Some records
-- BEGIN --
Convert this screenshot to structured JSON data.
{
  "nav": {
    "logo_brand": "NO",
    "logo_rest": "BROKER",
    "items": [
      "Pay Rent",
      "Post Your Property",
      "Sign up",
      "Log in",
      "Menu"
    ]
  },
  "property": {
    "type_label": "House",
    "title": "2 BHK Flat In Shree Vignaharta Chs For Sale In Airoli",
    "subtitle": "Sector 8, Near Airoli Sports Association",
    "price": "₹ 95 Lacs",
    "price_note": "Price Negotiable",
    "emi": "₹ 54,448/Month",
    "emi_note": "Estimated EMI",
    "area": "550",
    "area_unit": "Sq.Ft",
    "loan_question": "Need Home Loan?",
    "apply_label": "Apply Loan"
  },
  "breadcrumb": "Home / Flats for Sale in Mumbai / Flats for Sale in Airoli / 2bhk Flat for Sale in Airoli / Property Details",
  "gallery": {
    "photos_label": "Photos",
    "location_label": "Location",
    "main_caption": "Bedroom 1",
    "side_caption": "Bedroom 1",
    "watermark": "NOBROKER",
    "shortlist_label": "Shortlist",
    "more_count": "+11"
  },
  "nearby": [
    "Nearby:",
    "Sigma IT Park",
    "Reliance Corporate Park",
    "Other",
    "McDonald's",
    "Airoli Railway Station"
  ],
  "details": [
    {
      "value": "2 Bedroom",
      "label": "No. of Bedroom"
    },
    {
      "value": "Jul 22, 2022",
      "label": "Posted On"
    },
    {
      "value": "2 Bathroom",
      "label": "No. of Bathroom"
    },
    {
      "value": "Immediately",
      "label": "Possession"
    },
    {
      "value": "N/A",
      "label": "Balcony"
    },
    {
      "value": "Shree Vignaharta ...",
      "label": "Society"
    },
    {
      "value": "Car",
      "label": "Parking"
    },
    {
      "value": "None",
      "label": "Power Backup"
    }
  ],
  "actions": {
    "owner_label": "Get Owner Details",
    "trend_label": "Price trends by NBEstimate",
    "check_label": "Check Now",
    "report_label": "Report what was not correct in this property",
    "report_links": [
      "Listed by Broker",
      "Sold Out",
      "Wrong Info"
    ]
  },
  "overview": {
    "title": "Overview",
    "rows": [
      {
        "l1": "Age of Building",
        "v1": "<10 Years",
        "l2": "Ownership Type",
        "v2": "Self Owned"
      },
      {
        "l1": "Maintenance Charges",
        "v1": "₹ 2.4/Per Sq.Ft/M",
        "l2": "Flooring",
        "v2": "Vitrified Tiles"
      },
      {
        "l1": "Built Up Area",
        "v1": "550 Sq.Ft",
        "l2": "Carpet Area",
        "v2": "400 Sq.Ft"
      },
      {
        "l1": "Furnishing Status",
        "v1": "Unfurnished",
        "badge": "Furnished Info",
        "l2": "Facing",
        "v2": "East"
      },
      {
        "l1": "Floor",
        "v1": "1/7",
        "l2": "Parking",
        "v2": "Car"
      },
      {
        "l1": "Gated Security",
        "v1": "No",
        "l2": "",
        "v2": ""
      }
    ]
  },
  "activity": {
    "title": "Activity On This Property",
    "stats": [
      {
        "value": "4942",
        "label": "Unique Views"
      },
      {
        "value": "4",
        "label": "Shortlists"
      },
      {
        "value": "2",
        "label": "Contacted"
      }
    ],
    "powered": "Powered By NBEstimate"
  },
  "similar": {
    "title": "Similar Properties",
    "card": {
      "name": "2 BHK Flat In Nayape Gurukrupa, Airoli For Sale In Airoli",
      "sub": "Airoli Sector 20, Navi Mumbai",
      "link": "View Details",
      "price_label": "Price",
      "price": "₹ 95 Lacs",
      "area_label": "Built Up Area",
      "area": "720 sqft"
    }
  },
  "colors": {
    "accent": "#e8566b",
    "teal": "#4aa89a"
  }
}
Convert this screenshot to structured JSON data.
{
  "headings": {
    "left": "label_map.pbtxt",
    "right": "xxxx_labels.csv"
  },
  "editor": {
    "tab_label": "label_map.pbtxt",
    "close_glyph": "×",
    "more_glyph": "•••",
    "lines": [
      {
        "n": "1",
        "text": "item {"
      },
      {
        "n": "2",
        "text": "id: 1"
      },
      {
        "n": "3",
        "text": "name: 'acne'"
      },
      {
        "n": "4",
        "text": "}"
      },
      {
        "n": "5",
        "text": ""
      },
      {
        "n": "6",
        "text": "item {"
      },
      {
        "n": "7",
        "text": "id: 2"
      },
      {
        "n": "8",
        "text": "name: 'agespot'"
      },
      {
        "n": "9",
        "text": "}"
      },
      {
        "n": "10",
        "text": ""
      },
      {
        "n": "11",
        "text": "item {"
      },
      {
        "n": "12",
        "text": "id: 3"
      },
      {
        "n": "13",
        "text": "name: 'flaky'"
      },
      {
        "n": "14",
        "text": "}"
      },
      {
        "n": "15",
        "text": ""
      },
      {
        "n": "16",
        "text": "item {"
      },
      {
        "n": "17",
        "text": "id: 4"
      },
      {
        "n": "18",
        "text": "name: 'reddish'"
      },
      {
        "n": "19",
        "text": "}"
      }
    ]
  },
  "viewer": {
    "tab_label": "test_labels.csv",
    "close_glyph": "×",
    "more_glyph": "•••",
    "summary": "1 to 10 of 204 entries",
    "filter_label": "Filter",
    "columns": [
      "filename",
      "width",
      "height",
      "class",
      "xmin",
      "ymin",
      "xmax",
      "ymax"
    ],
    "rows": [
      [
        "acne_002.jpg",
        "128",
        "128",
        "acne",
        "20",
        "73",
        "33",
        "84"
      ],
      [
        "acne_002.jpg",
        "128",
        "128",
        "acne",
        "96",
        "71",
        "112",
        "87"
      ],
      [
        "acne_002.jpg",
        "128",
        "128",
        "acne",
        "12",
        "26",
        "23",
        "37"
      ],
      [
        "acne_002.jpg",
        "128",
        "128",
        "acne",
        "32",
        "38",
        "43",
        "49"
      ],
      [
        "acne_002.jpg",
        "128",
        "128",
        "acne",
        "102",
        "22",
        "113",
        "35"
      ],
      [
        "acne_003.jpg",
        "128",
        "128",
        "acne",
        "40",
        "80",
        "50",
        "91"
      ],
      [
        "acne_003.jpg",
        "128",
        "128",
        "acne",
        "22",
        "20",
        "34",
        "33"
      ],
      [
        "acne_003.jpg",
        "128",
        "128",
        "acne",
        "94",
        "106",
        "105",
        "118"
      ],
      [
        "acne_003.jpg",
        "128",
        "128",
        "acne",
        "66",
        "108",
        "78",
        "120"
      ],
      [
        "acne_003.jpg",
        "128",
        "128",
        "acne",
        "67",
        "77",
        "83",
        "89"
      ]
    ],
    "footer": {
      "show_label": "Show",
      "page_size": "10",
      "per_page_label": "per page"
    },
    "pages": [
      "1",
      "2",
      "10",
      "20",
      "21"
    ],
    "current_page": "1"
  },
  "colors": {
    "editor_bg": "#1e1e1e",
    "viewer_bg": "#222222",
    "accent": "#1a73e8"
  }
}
-- END --
## [Written exercise]
Identify and extract each line of the listing that contains "Vignaharta".

## [Response below]
    "title": "2 BHK Flat In Shree Vignaharta Chs For Sale In Airoli",
      "value": "Shree Vignaharta ...",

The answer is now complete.